▶ **Records for the exercise**:
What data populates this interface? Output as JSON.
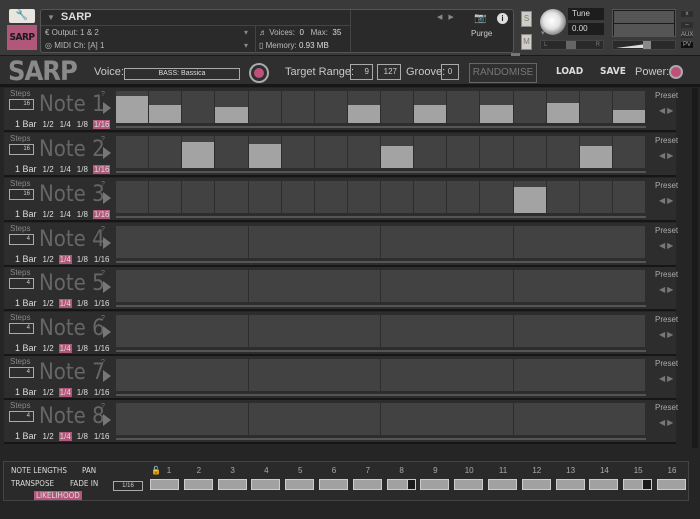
{
  "header": {
    "instrument_name": "SARP",
    "logo_text": "SARP",
    "output_label": "Output:",
    "output_value": "1 & 2",
    "midi_label": "MIDI Ch:",
    "midi_value": "[A] 1",
    "voices_label": "Voices:",
    "voices_value": "0",
    "max_label": "Max:",
    "max_value": "35",
    "memory_label": "Memory:",
    "memory_value": "0.93 MB",
    "purge_label": "Purge",
    "solo_label": "S",
    "mute_label": "M",
    "tune_label": "Tune",
    "tune_value": "0.00",
    "pan_left": "L",
    "pan_right": "R",
    "vol_minus": "-",
    "vol_plus": "+",
    "win_close": "x",
    "win_min": "–",
    "win_aux": "AUX",
    "win_pv": "PV"
  },
  "toolbar": {
    "title": "SARP",
    "voice_label": "Voice:",
    "voice_value": "BASS: Bassica",
    "target_range_label": "Target Range:",
    "range_low": "9",
    "range_high": "127",
    "groove_label": "Groove:",
    "groove_value": "0",
    "randomise_label": "RANDOMISE",
    "load_label": "LOAD",
    "save_label": "SAVE",
    "power_label": "Power:"
  },
  "accent_color": "#b0577a",
  "note_rows": [
    {
      "name": "Note 1",
      "steps": "16",
      "division": "1/16",
      "values": [
        0.85,
        0.55,
        0,
        0.5,
        0,
        0,
        0,
        0.55,
        0,
        0.55,
        0,
        0.55,
        0,
        0.63,
        0,
        0.42
      ]
    },
    {
      "name": "Note 2",
      "steps": "16",
      "division": "1/16",
      "values": [
        0,
        0,
        0.8,
        0,
        0.75,
        0,
        0,
        0,
        0.68,
        0,
        0,
        0,
        0,
        0,
        0.68,
        0
      ]
    },
    {
      "name": "Note 3",
      "steps": "16",
      "division": "1/16",
      "values": [
        0,
        0,
        0,
        0,
        0,
        0,
        0,
        0,
        0,
        0,
        0,
        0,
        0.8,
        0,
        0,
        0
      ]
    },
    {
      "name": "Note 4",
      "steps": "4",
      "division": "1/4",
      "values": [
        0,
        0,
        0,
        0
      ]
    },
    {
      "name": "Note 5",
      "steps": "4",
      "division": "1/4",
      "values": [
        0,
        0,
        0,
        0
      ]
    },
    {
      "name": "Note 6",
      "steps": "4",
      "division": "1/4",
      "values": [
        0,
        0,
        0,
        0
      ]
    },
    {
      "name": "Note 7",
      "steps": "4",
      "division": "1/4",
      "values": [
        0,
        0,
        0,
        0
      ]
    },
    {
      "name": "Note 8",
      "steps": "4",
      "division": "1/4",
      "values": [
        0,
        0,
        0,
        0
      ]
    }
  ],
  "row_labels": {
    "steps": "Steps",
    "help": "?",
    "preset": "Preset",
    "divisions": [
      "1 Bar",
      "1/2",
      "1/4",
      "1/8",
      "1/16"
    ]
  },
  "bottom": {
    "note_lengths": "NOTE LENGTHS",
    "pan": "PAN",
    "transpose": "TRANSPOSE",
    "fade_in": "FADE IN",
    "likelihood": "LIKELIHOOD",
    "length_value": "1/16",
    "step_numbers": [
      "1",
      "2",
      "3",
      "4",
      "5",
      "6",
      "7",
      "8",
      "9",
      "10",
      "11",
      "12",
      "13",
      "14",
      "15",
      "16"
    ],
    "step_fill": [
      1,
      1,
      1,
      1,
      1,
      1,
      1,
      0.7,
      1,
      1,
      1,
      1,
      1,
      1,
      0.65,
      1
    ]
  }
}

▶ **Aim of the exercise**:
Copy out all the entries exactly. Images stay out of the copy.

▶ **Answer below**:
What data populates this interface? Output as JSON.
{
  "header": {
    "instrument_name": "SARP",
    "logo_text": "SARP",
    "output_label": "Output:",
    "output_value": "1 & 2",
    "midi_label": "MIDI Ch:",
    "midi_value": "[A] 1",
    "voices_label": "Voices:",
    "voices_value": "0",
    "max_label": "Max:",
    "max_value": "35",
    "memory_label": "Memory:",
    "memory_value": "0.93 MB",
    "purge_label": "Purge",
    "solo_label": "S",
    "mute_label": "M",
    "tune_label": "Tune",
    "tune_value": "0.00",
    "pan_left": "L",
    "pan_right": "R",
    "vol_minus": "-",
    "vol_plus": "+",
    "win_close": "x",
    "win_min": "–",
    "win_aux": "AUX",
    "win_pv": "PV"
  },
  "toolbar": {
    "title": "SARP",
    "voice_label": "Voice:",
    "voice_value": "BASS: Bassica",
    "target_range_label": "Target Range:",
    "range_low": "9",
    "range_high": "127",
    "groove_label": "Groove:",
    "groove_value": "0",
    "randomise_label": "RANDOMISE",
    "load_label": "LOAD",
    "save_label": "SAVE",
    "power_label": "Power:"
  },
  "accent_color": "#b0577a",
  "note_rows": [
    {
      "name": "Note 1",
      "steps": "16",
      "division": "1/16",
      "values": [
        0.85,
        0.55,
        0,
        0.5,
        0,
        0,
        0,
        0.55,
        0,
        0.55,
        0,
        0.55,
        0,
        0.63,
        0,
        0.42
      ]
    },
    {
      "name": "Note 2",
      "steps": "16",
      "division": "1/16",
      "values": [
        0,
        0,
        0.8,
        0,
        0.75,
        0,
        0,
        0,
        0.68,
        0,
        0,
        0,
        0,
        0,
        0.68,
        0
      ]
    },
    {
      "name": "Note 3",
      "steps": "16",
      "division": "1/16",
      "values": [
        0,
        0,
        0,
        0,
        0,
        0,
        0,
        0,
        0,
        0,
        0,
        0,
        0.8,
        0,
        0,
        0
      ]
    },
    {
      "name": "Note 4",
      "steps": "4",
      "division": "1/4",
      "values": [
        0,
        0,
        0,
        0
      ]
    },
    {
      "name": "Note 5",
      "steps": "4",
      "division": "1/4",
      "values": [
        0,
        0,
        0,
        0
      ]
    },
    {
      "name": "Note 6",
      "steps": "4",
      "division": "1/4",
      "values": [
        0,
        0,
        0,
        0
      ]
    },
    {
      "name": "Note 7",
      "steps": "4",
      "division": "1/4",
      "values": [
        0,
        0,
        0,
        0
      ]
    },
    {
      "name": "Note 8",
      "steps": "4",
      "division": "1/4",
      "values": [
        0,
        0,
        0,
        0
      ]
    }
  ],
  "row_labels": {
    "steps": "Steps",
    "help": "?",
    "preset": "Preset",
    "divisions": [
      "1 Bar",
      "1/2",
      "1/4",
      "1/8",
      "1/16"
    ]
  },
  "bottom": {
    "note_lengths": "NOTE LENGTHS",
    "pan": "PAN",
    "transpose": "TRANSPOSE",
    "fade_in": "FADE IN",
    "likelihood": "LIKELIHOOD",
    "length_value": "1/16",
    "step_numbers": [
      "1",
      "2",
      "3",
      "4",
      "5",
      "6",
      "7",
      "8",
      "9",
      "10",
      "11",
      "12",
      "13",
      "14",
      "15",
      "16"
    ],
    "step_fill": [
      1,
      1,
      1,
      1,
      1,
      1,
      1,
      0.7,
      1,
      1,
      1,
      1,
      1,
      1,
      0.65,
      1
    ]
  }
}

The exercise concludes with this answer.